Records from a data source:
#####

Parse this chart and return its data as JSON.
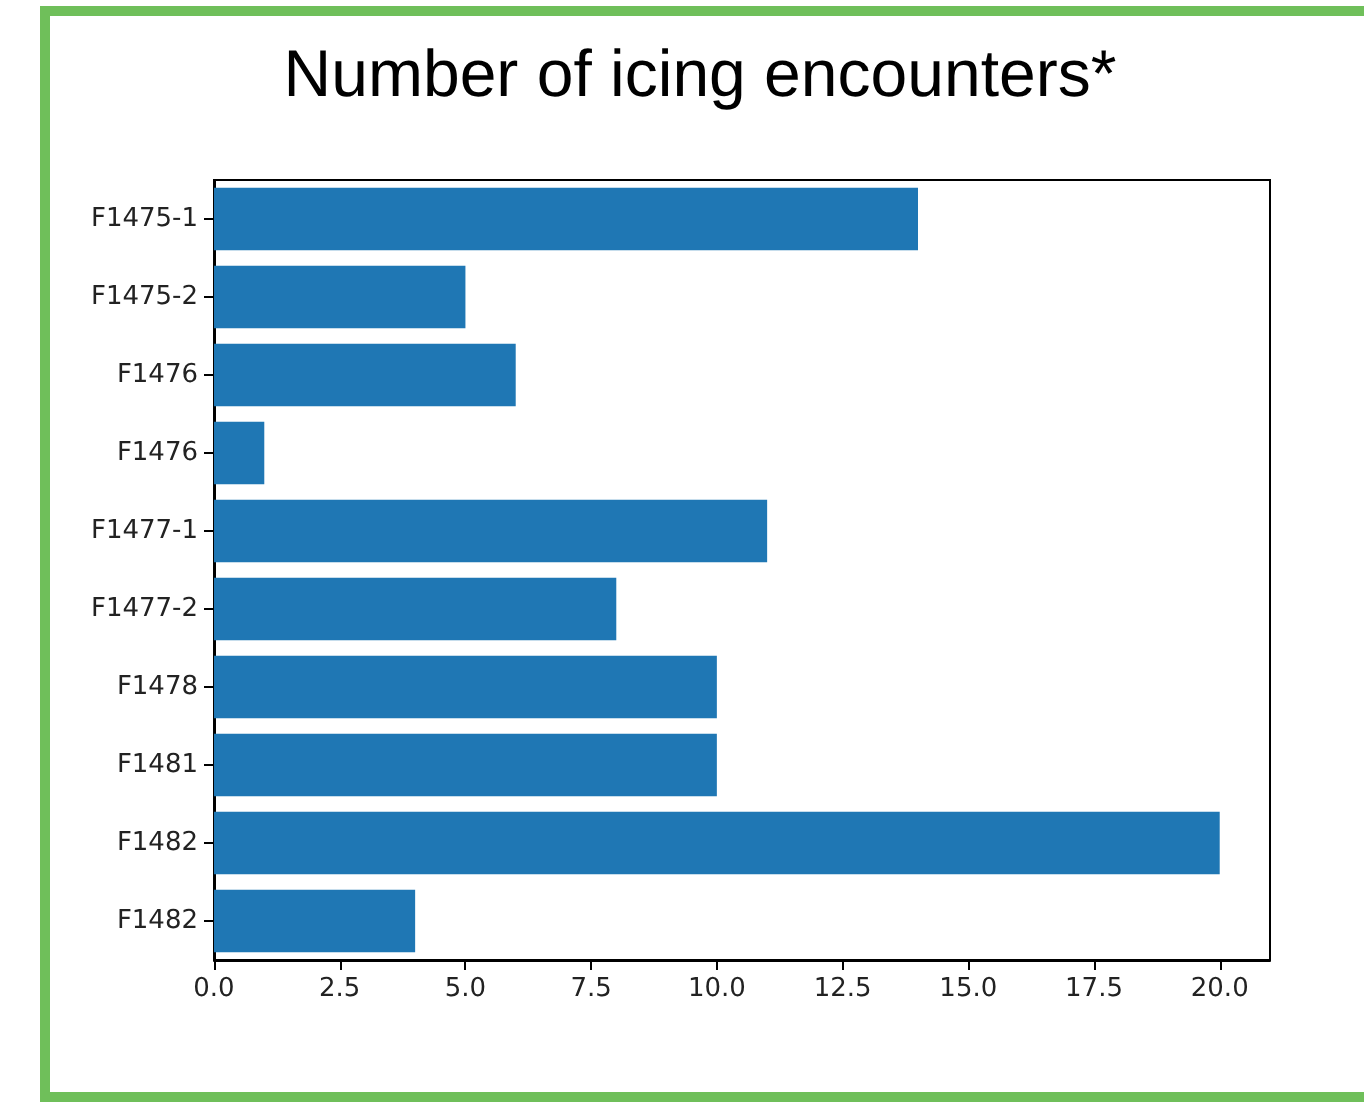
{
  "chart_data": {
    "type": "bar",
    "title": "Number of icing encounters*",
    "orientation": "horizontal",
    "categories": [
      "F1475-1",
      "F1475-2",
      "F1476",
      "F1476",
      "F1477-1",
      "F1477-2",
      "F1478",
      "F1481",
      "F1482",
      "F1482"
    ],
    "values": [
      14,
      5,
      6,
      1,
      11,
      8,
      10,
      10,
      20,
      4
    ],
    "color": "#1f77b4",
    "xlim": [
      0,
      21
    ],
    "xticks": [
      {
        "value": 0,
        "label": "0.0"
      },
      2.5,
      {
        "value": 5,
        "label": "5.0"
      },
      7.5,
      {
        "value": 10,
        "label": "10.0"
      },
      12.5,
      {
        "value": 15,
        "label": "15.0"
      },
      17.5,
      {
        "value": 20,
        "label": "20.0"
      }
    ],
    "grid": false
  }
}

#####

__TASK GOAL__: Images in the records should not be copied. Repeat all the rest exactly.

__WRITTEN SOLUTION__:
Parse this chart and return its data as JSON.
{
  "chart_data": {
    "type": "bar",
    "title": "Number of icing encounters*",
    "orientation": "horizontal",
    "categories": [
      "F1475-1",
      "F1475-2",
      "F1476",
      "F1476",
      "F1477-1",
      "F1477-2",
      "F1478",
      "F1481",
      "F1482",
      "F1482"
    ],
    "values": [
      14,
      5,
      6,
      1,
      11,
      8,
      10,
      10,
      20,
      4
    ],
    "color": "#1f77b4",
    "xlim": [
      0,
      21
    ],
    "xticks": [
      {
        "value": 0,
        "label": "0.0"
      },
      2.5,
      {
        "value": 5,
        "label": "5.0"
      },
      7.5,
      {
        "value": 10,
        "label": "10.0"
      },
      12.5,
      {
        "value": 15,
        "label": "15.0"
      },
      17.5,
      {
        "value": 20,
        "label": "20.0"
      }
    ],
    "grid": false
  }
}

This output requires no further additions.